> Given data:
========================================================================

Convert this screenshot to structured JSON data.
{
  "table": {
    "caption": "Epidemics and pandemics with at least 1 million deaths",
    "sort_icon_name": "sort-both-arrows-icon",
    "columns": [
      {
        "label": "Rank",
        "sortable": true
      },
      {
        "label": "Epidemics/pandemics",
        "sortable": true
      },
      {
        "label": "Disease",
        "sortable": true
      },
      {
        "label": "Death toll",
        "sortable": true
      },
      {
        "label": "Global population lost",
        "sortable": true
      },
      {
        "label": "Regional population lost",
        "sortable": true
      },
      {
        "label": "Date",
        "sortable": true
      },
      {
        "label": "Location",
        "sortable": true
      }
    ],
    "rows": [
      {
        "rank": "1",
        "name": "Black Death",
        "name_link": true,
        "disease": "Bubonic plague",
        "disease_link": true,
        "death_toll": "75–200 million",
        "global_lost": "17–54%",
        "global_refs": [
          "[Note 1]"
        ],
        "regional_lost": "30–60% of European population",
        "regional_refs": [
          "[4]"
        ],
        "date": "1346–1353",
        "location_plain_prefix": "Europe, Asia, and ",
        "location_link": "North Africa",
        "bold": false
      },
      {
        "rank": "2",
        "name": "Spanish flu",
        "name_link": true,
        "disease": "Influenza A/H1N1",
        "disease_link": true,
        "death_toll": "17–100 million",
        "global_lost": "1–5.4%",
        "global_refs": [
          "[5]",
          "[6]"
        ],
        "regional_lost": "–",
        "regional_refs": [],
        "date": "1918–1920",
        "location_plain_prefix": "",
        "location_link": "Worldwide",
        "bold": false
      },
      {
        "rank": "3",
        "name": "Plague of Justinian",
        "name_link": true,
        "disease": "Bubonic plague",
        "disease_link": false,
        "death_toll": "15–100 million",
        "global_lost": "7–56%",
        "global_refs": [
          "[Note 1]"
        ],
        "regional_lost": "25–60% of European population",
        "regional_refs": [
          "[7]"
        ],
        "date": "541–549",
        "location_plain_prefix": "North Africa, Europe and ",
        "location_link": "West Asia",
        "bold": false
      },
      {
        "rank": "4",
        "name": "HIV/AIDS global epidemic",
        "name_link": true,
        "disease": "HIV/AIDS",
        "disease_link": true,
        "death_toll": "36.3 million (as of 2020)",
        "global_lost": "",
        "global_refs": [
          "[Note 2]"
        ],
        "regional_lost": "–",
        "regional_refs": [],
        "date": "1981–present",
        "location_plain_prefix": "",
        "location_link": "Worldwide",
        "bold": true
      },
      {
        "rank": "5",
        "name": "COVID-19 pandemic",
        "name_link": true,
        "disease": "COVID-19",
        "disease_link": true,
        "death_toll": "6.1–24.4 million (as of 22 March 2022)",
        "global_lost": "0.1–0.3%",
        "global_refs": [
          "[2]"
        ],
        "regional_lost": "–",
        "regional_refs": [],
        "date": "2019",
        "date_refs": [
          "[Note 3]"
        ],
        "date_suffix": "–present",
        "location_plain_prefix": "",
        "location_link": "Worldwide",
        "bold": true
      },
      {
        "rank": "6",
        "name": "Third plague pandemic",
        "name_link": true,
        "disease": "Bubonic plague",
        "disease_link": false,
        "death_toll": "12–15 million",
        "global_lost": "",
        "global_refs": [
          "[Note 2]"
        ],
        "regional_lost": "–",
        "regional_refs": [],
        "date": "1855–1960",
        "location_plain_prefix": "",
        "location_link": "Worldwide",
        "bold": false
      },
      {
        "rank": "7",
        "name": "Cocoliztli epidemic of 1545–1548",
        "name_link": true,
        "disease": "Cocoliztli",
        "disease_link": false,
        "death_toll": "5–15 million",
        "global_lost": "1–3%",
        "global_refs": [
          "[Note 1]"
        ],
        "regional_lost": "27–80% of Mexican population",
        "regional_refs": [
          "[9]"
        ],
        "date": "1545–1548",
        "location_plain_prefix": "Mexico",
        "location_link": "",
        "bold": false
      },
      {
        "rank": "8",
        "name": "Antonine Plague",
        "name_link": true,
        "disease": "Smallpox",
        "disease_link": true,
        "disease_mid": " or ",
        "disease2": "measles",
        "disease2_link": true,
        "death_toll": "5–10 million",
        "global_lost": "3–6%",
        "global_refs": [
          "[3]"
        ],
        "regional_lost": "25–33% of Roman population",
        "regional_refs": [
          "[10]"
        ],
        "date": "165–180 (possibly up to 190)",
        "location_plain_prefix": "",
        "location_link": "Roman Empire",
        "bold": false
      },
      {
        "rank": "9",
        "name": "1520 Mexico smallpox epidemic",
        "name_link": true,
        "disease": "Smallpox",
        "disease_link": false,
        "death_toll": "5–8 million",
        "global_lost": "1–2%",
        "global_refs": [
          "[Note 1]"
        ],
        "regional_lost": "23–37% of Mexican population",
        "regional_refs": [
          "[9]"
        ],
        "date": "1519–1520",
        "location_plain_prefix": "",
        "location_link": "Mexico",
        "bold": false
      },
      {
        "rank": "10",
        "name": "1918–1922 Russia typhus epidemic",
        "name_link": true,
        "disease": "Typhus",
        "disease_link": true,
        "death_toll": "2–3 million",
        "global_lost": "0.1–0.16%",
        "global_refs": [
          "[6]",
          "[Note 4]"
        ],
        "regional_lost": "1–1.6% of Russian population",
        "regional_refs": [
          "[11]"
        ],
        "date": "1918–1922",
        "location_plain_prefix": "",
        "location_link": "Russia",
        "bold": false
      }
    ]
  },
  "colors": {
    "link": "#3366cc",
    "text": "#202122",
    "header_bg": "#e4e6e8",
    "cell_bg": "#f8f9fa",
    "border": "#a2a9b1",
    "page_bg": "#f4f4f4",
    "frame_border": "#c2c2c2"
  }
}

========================================================================

> To be done: Retype the material in full, character for character.

> Task answer:
Convert this screenshot to structured JSON data.
{
  "table": {
    "caption": "Epidemics and pandemics with at least 1 million deaths",
    "sort_icon_name": "sort-both-arrows-icon",
    "columns": [
      {
        "label": "Rank",
        "sortable": true
      },
      {
        "label": "Epidemics/pandemics",
        "sortable": true
      },
      {
        "label": "Disease",
        "sortable": true
      },
      {
        "label": "Death toll",
        "sortable": true
      },
      {
        "label": "Global population lost",
        "sortable": true
      },
      {
        "label": "Regional population lost",
        "sortable": true
      },
      {
        "label": "Date",
        "sortable": true
      },
      {
        "label": "Location",
        "sortable": true
      }
    ],
    "rows": [
      {
        "rank": "1",
        "name": "Black Death",
        "name_link": true,
        "disease": "Bubonic plague",
        "disease_link": true,
        "death_toll": "75–200 million",
        "global_lost": "17–54%",
        "global_refs": [
          "[Note 1]"
        ],
        "regional_lost": "30–60% of European population",
        "regional_refs": [
          "[4]"
        ],
        "date": "1346–1353",
        "location_plain_prefix": "Europe, Asia, and ",
        "location_link": "North Africa",
        "bold": false
      },
      {
        "rank": "2",
        "name": "Spanish flu",
        "name_link": true,
        "disease": "Influenza A/H1N1",
        "disease_link": true,
        "death_toll": "17–100 million",
        "global_lost": "1–5.4%",
        "global_refs": [
          "[5]",
          "[6]"
        ],
        "regional_lost": "–",
        "regional_refs": [],
        "date": "1918–1920",
        "location_plain_prefix": "",
        "location_link": "Worldwide",
        "bold": false
      },
      {
        "rank": "3",
        "name": "Plague of Justinian",
        "name_link": true,
        "disease": "Bubonic plague",
        "disease_link": false,
        "death_toll": "15–100 million",
        "global_lost": "7–56%",
        "global_refs": [
          "[Note 1]"
        ],
        "regional_lost": "25–60% of European population",
        "regional_refs": [
          "[7]"
        ],
        "date": "541–549",
        "location_plain_prefix": "North Africa, Europe and ",
        "location_link": "West Asia",
        "bold": false
      },
      {
        "rank": "4",
        "name": "HIV/AIDS global epidemic",
        "name_link": true,
        "disease": "HIV/AIDS",
        "disease_link": true,
        "death_toll": "36.3 million (as of 2020)",
        "global_lost": "",
        "global_refs": [
          "[Note 2]"
        ],
        "regional_lost": "–",
        "regional_refs": [],
        "date": "1981–present",
        "location_plain_prefix": "",
        "location_link": "Worldwide",
        "bold": true
      },
      {
        "rank": "5",
        "name": "COVID-19 pandemic",
        "name_link": true,
        "disease": "COVID-19",
        "disease_link": true,
        "death_toll": "6.1–24.4 million (as of 22 March 2022)",
        "global_lost": "0.1–0.3%",
        "global_refs": [
          "[2]"
        ],
        "regional_lost": "–",
        "regional_refs": [],
        "date": "2019",
        "date_refs": [
          "[Note 3]"
        ],
        "date_suffix": "–present",
        "location_plain_prefix": "",
        "location_link": "Worldwide",
        "bold": true
      },
      {
        "rank": "6",
        "name": "Third plague pandemic",
        "name_link": true,
        "disease": "Bubonic plague",
        "disease_link": false,
        "death_toll": "12–15 million",
        "global_lost": "",
        "global_refs": [
          "[Note 2]"
        ],
        "regional_lost": "–",
        "regional_refs": [],
        "date": "1855–1960",
        "location_plain_prefix": "",
        "location_link": "Worldwide",
        "bold": false
      },
      {
        "rank": "7",
        "name": "Cocoliztli epidemic of 1545–1548",
        "name_link": true,
        "disease": "Cocoliztli",
        "disease_link": false,
        "death_toll": "5–15 million",
        "global_lost": "1–3%",
        "global_refs": [
          "[Note 1]"
        ],
        "regional_lost": "27–80% of Mexican population",
        "regional_refs": [
          "[9]"
        ],
        "date": "1545–1548",
        "location_plain_prefix": "Mexico",
        "location_link": "",
        "bold": false
      },
      {
        "rank": "8",
        "name": "Antonine Plague",
        "name_link": true,
        "disease": "Smallpox",
        "disease_link": true,
        "disease_mid": " or ",
        "disease2": "measles",
        "disease2_link": true,
        "death_toll": "5–10 million",
        "global_lost": "3–6%",
        "global_refs": [
          "[3]"
        ],
        "regional_lost": "25–33% of Roman population",
        "regional_refs": [
          "[10]"
        ],
        "date": "165–180 (possibly up to 190)",
        "location_plain_prefix": "",
        "location_link": "Roman Empire",
        "bold": false
      },
      {
        "rank": "9",
        "name": "1520 Mexico smallpox epidemic",
        "name_link": true,
        "disease": "Smallpox",
        "disease_link": false,
        "death_toll": "5–8 million",
        "global_lost": "1–2%",
        "global_refs": [
          "[Note 1]"
        ],
        "regional_lost": "23–37% of Mexican population",
        "regional_refs": [
          "[9]"
        ],
        "date": "1519–1520",
        "location_plain_prefix": "",
        "location_link": "Mexico",
        "bold": false
      },
      {
        "rank": "10",
        "name": "1918–1922 Russia typhus epidemic",
        "name_link": true,
        "disease": "Typhus",
        "disease_link": true,
        "death_toll": "2–3 million",
        "global_lost": "0.1–0.16%",
        "global_refs": [
          "[6]",
          "[Note 4]"
        ],
        "regional_lost": "1–1.6% of Russian population",
        "regional_refs": [
          "[11]"
        ],
        "date": "1918–1922",
        "location_plain_prefix": "",
        "location_link": "Russia",
        "bold": false
      }
    ]
  },
  "colors": {
    "link": "#3366cc",
    "text": "#202122",
    "header_bg": "#e4e6e8",
    "cell_bg": "#f8f9fa",
    "border": "#a2a9b1",
    "page_bg": "#f4f4f4",
    "frame_border": "#c2c2c2"
  }
}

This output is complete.